SOURCE TEXT: Begin
TechRadar is among the sites referencing the performance monitoring company, Crittercism, which has revealed that since its 10 March 2014 launch the updated operating system has been crashing less often than its predecessor.

The current rate of crashes is sitting at 1.6 percent, which is an improvement (albeit a small one) on the 2.1 percent that iOS 7 was experiencing.

The take-up rate of the latest version is also progressing smoothly, with Chitika Insights telling AppleInsider adoption rates were at 18 percent 72 hours after release. The numbers appear to have been boosted by users who had preferred to hold onto iOS 6 when iOS 7 was first released, but are now upgrading, following reports that iOS 7.1 has fixed many of the bugs and glitches affecting its immediate predecessor.

The most pressing concern for many users was the so-called ‘white screen of death’, a software flaw that sporadically and randomly forced iOS devices into a soft reset. Apple called it ‘an occasional Home screen crash bug’, which didn’t quite roll off the tongue as easily, but was just as frustrating for users.

However, WSofD or HSCB, it’s gone now and no one will be lamenting its passing.

And to revisit that not-so-positive report from yesterday for a moment, it should be noted that claims of increased battery drainage on the launch of an updated operating system are regular occurrences. So, the chances are it’s just a readjustment issue that can be sorted out by following a few tips and tricks, such as turning off Location Services or resetting.

This post from Apple Support Communities may look like one of the many appearing on forums this week, but take a closer look at the date. Yes, it was a response to complaints following the launch of iOS 6.
SOURCE TEXT: End
◆ **YOUR ASSIGNMENT**
Can you quote the stretch of the iOS 7.1 article from "TechRadar is among" through "than its predecessor." word for word?
AVAILABLE DATA: Begin
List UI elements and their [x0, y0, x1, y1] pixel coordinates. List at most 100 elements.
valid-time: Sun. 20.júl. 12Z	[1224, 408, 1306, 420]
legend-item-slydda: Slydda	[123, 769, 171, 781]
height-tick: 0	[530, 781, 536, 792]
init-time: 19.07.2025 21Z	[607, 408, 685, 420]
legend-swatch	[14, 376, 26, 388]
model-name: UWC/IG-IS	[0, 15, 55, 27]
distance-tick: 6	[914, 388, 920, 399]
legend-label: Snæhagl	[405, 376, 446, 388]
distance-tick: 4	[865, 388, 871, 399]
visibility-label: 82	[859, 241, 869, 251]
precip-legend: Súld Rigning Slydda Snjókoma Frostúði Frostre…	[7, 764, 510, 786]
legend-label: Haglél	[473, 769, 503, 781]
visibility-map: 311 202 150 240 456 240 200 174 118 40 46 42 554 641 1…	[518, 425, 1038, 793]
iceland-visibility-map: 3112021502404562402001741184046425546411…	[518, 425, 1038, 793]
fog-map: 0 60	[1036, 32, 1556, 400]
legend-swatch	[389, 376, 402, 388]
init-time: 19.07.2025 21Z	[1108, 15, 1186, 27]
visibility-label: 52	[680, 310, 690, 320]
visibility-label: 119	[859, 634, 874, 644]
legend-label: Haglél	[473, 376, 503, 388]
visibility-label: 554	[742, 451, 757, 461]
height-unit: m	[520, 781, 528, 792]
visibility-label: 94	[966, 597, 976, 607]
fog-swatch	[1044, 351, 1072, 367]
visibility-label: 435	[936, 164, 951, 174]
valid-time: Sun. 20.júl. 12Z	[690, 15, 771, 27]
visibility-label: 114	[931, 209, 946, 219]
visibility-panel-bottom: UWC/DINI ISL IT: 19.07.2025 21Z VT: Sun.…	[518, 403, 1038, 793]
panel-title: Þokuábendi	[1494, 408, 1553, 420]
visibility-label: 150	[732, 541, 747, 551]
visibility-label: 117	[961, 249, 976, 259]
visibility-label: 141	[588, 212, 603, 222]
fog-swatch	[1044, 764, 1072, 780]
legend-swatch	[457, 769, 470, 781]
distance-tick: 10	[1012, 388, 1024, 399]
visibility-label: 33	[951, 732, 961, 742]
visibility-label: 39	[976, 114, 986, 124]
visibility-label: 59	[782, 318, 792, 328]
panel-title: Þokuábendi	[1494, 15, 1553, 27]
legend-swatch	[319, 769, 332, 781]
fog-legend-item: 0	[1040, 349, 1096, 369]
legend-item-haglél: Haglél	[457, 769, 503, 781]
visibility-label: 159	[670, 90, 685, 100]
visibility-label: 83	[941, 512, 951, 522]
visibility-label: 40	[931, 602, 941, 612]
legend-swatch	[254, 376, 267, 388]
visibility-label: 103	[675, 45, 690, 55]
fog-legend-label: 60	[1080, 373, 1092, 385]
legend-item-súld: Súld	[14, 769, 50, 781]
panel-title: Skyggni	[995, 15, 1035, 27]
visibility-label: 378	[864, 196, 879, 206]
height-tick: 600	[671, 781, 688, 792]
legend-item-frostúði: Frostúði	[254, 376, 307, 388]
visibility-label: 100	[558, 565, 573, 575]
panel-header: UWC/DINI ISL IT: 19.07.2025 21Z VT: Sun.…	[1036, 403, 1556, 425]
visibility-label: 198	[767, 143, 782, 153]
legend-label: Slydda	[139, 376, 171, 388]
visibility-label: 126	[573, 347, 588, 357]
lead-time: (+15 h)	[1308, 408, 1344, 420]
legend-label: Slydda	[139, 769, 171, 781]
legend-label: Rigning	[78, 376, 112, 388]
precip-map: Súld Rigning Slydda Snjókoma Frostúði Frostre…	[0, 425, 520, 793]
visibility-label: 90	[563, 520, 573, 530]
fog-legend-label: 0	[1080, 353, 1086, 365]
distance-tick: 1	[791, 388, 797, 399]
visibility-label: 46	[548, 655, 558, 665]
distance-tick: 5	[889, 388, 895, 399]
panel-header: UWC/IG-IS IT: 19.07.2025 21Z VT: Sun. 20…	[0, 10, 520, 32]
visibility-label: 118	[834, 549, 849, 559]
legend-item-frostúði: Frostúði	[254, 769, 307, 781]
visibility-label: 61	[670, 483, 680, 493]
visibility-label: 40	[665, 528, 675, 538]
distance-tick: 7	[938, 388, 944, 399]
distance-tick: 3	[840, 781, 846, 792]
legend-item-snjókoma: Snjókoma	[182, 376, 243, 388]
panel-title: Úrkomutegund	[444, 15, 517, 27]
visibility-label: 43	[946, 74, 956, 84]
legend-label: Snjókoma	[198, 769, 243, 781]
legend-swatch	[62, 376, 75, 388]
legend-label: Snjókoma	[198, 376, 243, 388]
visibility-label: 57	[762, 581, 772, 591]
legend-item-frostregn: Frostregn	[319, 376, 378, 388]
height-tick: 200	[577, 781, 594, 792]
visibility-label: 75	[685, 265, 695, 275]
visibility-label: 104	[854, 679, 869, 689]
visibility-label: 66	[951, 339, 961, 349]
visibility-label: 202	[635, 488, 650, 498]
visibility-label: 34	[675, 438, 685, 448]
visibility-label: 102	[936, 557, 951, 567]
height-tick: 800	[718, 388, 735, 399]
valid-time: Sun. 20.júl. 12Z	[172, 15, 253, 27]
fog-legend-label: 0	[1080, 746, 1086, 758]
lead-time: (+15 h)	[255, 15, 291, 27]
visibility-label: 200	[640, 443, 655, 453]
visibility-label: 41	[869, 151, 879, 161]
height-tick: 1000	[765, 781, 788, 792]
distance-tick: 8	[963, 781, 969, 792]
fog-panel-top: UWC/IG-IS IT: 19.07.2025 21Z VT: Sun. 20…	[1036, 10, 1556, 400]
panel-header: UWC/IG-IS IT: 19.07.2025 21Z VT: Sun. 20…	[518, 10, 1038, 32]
AVAILABLE DATA: End
◆ **REPLY**
TechRadar is among the sites referencing the performance monitoring company, Crittercism, which has revealed that since its 10 March 2014 launch the updated operating system has been crashing less often than its predecessor.